[A block of data]
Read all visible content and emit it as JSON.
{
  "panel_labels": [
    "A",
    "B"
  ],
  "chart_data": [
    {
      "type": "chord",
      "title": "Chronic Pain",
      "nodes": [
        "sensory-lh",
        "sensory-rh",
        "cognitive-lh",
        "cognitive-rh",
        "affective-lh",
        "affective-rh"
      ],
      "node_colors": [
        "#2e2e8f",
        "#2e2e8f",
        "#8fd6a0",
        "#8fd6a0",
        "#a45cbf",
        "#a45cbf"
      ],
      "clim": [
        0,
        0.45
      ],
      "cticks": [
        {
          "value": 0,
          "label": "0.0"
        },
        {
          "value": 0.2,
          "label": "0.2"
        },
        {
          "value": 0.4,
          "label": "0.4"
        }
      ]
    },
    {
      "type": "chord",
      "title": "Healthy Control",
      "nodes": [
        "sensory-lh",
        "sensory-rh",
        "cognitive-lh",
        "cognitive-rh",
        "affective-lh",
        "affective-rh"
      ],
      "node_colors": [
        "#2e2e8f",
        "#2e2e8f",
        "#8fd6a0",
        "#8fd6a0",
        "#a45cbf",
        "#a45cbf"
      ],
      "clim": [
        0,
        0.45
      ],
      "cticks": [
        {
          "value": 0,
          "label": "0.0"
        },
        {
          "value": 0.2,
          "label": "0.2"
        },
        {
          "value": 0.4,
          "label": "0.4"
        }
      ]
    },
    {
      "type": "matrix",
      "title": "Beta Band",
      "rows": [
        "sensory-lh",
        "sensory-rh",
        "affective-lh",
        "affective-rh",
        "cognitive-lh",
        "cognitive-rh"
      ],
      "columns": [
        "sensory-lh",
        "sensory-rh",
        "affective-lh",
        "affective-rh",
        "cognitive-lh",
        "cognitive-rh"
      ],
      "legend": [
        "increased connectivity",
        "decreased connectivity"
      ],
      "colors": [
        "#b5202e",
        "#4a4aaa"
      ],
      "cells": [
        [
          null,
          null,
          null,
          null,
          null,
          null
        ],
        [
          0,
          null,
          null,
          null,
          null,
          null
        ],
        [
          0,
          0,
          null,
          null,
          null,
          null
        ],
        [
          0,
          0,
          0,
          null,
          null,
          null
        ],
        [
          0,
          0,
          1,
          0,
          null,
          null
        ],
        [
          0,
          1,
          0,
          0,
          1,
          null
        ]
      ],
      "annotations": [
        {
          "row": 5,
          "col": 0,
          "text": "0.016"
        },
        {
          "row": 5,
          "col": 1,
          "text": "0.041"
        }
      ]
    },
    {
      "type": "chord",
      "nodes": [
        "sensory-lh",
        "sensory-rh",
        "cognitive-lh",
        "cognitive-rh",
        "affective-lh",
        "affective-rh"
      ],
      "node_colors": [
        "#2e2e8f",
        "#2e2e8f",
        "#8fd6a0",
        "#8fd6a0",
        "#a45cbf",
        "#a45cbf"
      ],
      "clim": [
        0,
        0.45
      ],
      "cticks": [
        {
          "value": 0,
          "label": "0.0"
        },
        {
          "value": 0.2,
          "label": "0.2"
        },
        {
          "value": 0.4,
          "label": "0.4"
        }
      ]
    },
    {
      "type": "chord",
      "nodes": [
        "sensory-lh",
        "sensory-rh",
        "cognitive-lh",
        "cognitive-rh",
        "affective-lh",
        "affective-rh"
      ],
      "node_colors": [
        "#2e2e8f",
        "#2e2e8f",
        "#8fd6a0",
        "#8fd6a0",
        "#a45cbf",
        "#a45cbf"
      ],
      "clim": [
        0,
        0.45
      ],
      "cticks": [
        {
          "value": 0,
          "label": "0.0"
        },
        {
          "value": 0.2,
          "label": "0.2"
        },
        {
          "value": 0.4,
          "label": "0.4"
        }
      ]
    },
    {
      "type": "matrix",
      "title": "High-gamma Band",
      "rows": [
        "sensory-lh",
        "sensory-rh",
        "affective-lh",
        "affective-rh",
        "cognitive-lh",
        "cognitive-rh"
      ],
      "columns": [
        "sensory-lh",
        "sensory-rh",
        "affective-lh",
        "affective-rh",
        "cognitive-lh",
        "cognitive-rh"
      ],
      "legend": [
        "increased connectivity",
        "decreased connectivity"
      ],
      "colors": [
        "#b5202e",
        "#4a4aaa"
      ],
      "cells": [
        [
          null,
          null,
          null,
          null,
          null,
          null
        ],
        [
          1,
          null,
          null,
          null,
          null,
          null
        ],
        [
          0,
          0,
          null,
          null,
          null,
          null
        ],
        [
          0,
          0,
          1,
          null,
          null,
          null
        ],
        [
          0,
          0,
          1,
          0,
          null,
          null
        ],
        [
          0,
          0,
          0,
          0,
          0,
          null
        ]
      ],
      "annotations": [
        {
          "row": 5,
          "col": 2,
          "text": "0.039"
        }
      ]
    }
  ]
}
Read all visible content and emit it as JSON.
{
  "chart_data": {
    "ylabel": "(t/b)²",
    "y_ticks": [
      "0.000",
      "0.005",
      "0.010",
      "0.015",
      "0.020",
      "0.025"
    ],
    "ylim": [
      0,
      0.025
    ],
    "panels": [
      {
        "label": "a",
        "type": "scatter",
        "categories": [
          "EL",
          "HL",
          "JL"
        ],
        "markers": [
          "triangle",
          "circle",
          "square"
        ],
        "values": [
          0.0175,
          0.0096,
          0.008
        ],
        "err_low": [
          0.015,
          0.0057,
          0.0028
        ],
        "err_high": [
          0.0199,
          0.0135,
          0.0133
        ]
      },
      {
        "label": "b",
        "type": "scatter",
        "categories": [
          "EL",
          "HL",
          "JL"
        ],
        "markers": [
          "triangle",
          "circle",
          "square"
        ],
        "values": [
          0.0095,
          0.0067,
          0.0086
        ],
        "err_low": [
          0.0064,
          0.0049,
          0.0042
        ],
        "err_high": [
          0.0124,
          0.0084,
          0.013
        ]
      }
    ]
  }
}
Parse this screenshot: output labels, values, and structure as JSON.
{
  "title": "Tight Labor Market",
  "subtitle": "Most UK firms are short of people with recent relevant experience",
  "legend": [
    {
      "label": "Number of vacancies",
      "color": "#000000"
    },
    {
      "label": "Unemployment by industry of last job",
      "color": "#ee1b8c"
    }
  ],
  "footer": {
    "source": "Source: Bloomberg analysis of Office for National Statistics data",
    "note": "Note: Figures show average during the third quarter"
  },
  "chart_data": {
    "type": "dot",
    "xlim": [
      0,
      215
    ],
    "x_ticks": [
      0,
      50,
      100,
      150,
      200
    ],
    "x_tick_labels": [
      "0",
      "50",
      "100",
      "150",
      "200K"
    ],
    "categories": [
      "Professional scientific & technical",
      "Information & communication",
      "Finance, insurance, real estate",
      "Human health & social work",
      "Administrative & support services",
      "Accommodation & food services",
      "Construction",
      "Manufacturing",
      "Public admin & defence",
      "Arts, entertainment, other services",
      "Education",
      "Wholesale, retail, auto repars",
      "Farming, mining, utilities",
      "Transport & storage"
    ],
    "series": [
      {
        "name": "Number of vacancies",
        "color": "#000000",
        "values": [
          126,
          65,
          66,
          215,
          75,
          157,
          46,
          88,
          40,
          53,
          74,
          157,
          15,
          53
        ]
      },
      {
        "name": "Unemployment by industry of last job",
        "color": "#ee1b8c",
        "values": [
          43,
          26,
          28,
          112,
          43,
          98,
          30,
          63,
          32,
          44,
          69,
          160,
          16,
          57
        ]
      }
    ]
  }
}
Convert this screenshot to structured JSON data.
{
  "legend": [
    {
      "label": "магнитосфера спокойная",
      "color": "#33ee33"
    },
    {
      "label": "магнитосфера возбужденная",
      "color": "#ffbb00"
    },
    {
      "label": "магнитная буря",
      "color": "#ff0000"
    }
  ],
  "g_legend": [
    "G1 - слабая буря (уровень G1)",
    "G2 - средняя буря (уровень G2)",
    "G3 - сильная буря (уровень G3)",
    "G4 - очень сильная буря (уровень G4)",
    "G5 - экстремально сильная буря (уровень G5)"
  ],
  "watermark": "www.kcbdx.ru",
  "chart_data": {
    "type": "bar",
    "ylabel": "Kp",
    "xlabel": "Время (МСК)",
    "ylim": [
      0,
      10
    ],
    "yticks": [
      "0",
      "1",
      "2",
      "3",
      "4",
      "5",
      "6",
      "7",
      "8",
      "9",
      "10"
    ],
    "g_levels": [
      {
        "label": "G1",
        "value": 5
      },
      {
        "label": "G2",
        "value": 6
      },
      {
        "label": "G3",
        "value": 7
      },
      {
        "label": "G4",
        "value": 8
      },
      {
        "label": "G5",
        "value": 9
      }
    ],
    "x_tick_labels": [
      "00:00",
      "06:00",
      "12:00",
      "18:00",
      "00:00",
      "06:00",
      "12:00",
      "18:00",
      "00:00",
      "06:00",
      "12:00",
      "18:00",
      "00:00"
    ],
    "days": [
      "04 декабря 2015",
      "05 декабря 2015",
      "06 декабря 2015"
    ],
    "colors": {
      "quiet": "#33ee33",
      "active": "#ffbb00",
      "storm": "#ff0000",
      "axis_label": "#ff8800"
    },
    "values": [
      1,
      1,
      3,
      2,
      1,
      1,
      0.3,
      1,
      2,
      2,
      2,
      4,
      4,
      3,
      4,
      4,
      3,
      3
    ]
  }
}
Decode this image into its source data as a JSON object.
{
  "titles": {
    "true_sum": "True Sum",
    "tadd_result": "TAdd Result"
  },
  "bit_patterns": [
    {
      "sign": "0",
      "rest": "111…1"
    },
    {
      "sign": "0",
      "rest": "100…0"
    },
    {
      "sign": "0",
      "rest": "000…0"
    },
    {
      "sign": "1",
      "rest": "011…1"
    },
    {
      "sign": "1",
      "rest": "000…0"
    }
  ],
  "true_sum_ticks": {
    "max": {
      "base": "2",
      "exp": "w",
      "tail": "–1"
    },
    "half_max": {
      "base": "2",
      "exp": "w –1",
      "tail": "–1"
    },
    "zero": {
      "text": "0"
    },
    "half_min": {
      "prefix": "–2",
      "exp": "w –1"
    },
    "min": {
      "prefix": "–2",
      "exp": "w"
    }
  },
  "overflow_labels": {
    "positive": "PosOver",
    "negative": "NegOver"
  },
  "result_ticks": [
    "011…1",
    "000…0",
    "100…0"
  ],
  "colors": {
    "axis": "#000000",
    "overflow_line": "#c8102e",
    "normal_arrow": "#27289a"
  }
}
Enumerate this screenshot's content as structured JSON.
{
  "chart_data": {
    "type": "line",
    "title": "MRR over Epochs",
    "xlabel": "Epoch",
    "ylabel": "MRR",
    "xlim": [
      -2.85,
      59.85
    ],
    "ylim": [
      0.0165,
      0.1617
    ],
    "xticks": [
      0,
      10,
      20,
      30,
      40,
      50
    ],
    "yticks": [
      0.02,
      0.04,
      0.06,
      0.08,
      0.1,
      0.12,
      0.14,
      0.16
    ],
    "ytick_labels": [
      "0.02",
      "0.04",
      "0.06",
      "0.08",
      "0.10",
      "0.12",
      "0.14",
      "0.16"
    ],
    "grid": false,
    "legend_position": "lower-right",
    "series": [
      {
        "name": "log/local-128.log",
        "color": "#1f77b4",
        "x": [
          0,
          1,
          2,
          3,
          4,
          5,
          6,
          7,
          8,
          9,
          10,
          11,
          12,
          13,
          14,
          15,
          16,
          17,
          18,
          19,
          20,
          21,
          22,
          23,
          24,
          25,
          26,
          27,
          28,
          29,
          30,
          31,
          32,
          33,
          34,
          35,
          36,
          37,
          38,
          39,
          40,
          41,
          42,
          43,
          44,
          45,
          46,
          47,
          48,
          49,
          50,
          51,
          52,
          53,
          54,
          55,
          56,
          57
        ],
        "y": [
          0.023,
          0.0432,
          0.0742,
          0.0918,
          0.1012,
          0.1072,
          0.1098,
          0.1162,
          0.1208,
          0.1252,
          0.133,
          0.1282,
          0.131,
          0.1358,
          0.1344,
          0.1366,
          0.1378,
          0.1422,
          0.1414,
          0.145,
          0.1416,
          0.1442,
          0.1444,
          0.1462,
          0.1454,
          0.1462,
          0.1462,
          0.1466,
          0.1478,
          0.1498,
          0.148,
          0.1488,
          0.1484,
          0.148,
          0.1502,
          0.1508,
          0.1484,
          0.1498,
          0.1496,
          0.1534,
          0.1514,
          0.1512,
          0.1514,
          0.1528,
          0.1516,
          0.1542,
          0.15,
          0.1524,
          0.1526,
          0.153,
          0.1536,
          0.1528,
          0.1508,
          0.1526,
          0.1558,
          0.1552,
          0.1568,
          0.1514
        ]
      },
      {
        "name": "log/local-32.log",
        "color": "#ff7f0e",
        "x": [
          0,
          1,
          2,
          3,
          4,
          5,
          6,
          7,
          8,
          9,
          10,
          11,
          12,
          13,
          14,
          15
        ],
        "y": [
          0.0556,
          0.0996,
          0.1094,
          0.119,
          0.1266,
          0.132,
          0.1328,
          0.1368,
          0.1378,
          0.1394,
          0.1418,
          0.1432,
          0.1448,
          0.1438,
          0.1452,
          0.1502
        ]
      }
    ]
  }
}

◆ THE PROBLEM ◆
Which lines hold the string "rest"? Copy all of them from the data above.

◆ SOLVED PROBLEM ◆
      "rest": "111…1"
      "rest": "100…0"
      "rest": "000…0"
      "rest": "011…1"
      "rest": "000…0"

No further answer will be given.